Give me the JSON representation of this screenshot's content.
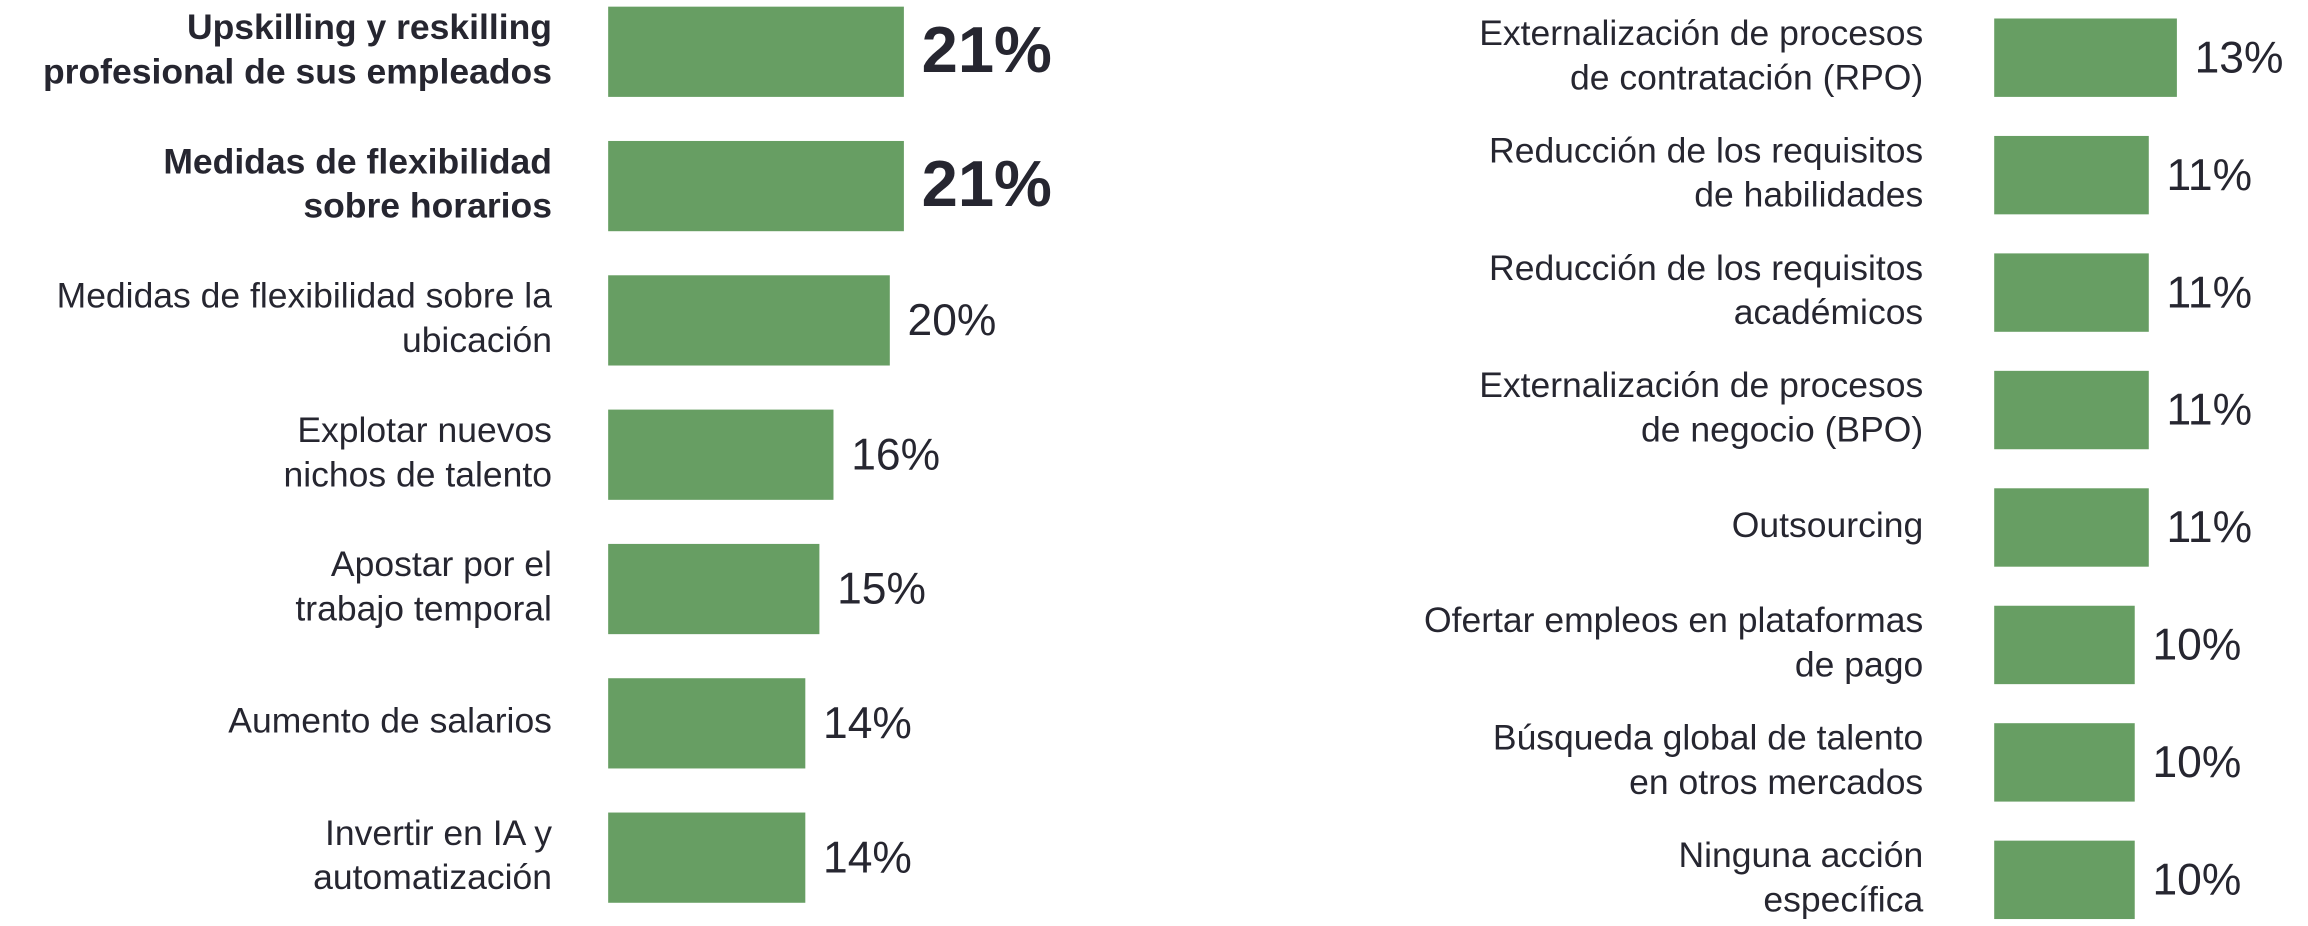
{
  "chart_data": [
    {
      "type": "bar",
      "orientation": "horizontal",
      "color": "#679e63",
      "categories": [
        [
          "Upskilling y reskilling",
          "profesional de sus empleados"
        ],
        [
          "Medidas de flexibilidad",
          "sobre horarios"
        ],
        [
          "Medidas de flexibilidad sobre la",
          "ubicación"
        ],
        [
          "Explotar nuevos",
          "nichos de talento"
        ],
        [
          "Apostar por el",
          "trabajo temporal"
        ],
        [
          "Aumento de salarios"
        ],
        [
          "Invertir en IA y",
          "automatización"
        ]
      ],
      "values": [
        21,
        21,
        20,
        16,
        15,
        14,
        14
      ],
      "value_labels": [
        "21%",
        "21%",
        "20%",
        "16%",
        "15%",
        "14%",
        "14%"
      ],
      "emphasis": [
        true,
        true,
        false,
        false,
        false,
        false,
        false
      ]
    },
    {
      "type": "bar",
      "orientation": "horizontal",
      "color": "#679e63",
      "categories": [
        [
          "Externalización de procesos",
          "de contratación (RPO)"
        ],
        [
          "Reducción de los requisitos",
          "de habilidades"
        ],
        [
          "Reducción de los requisitos",
          "académicos"
        ],
        [
          "Externalización de procesos",
          "de negocio (BPO)"
        ],
        [
          "Outsourcing"
        ],
        [
          "Ofertar empleos en plataformas",
          "de pago"
        ],
        [
          "Búsqueda global de talento",
          "en otros mercados"
        ],
        [
          "Ninguna acción",
          "específica"
        ]
      ],
      "values": [
        13,
        11,
        11,
        11,
        11,
        10,
        10,
        10
      ],
      "value_labels": [
        "13%",
        "11%",
        "11%",
        "11%",
        "11%",
        "10%",
        "10%",
        "10%"
      ],
      "emphasis": [
        false,
        false,
        false,
        false,
        false,
        false,
        false,
        false
      ]
    }
  ]
}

Stated goal: Set every line down exactly as written, leaving each picture out.

Solution for this exercise:
Give me the JSON representation of this screenshot's content.
{
  "chart_data": [
    {
      "type": "bar",
      "orientation": "horizontal",
      "color": "#679e63",
      "categories": [
        [
          "Upskilling y reskilling",
          "profesional de sus empleados"
        ],
        [
          "Medidas de flexibilidad",
          "sobre horarios"
        ],
        [
          "Medidas de flexibilidad sobre la",
          "ubicación"
        ],
        [
          "Explotar nuevos",
          "nichos de talento"
        ],
        [
          "Apostar por el",
          "trabajo temporal"
        ],
        [
          "Aumento de salarios"
        ],
        [
          "Invertir en IA y",
          "automatización"
        ]
      ],
      "values": [
        21,
        21,
        20,
        16,
        15,
        14,
        14
      ],
      "value_labels": [
        "21%",
        "21%",
        "20%",
        "16%",
        "15%",
        "14%",
        "14%"
      ],
      "emphasis": [
        true,
        true,
        false,
        false,
        false,
        false,
        false
      ]
    },
    {
      "type": "bar",
      "orientation": "horizontal",
      "color": "#679e63",
      "categories": [
        [
          "Externalización de procesos",
          "de contratación (RPO)"
        ],
        [
          "Reducción de los requisitos",
          "de habilidades"
        ],
        [
          "Reducción de los requisitos",
          "académicos"
        ],
        [
          "Externalización de procesos",
          "de negocio (BPO)"
        ],
        [
          "Outsourcing"
        ],
        [
          "Ofertar empleos en plataformas",
          "de pago"
        ],
        [
          "Búsqueda global de talento",
          "en otros mercados"
        ],
        [
          "Ninguna acción",
          "específica"
        ]
      ],
      "values": [
        13,
        11,
        11,
        11,
        11,
        10,
        10,
        10
      ],
      "value_labels": [
        "13%",
        "11%",
        "11%",
        "11%",
        "11%",
        "10%",
        "10%",
        "10%"
      ],
      "emphasis": [
        false,
        false,
        false,
        false,
        false,
        false,
        false,
        false
      ]
    }
  ]
}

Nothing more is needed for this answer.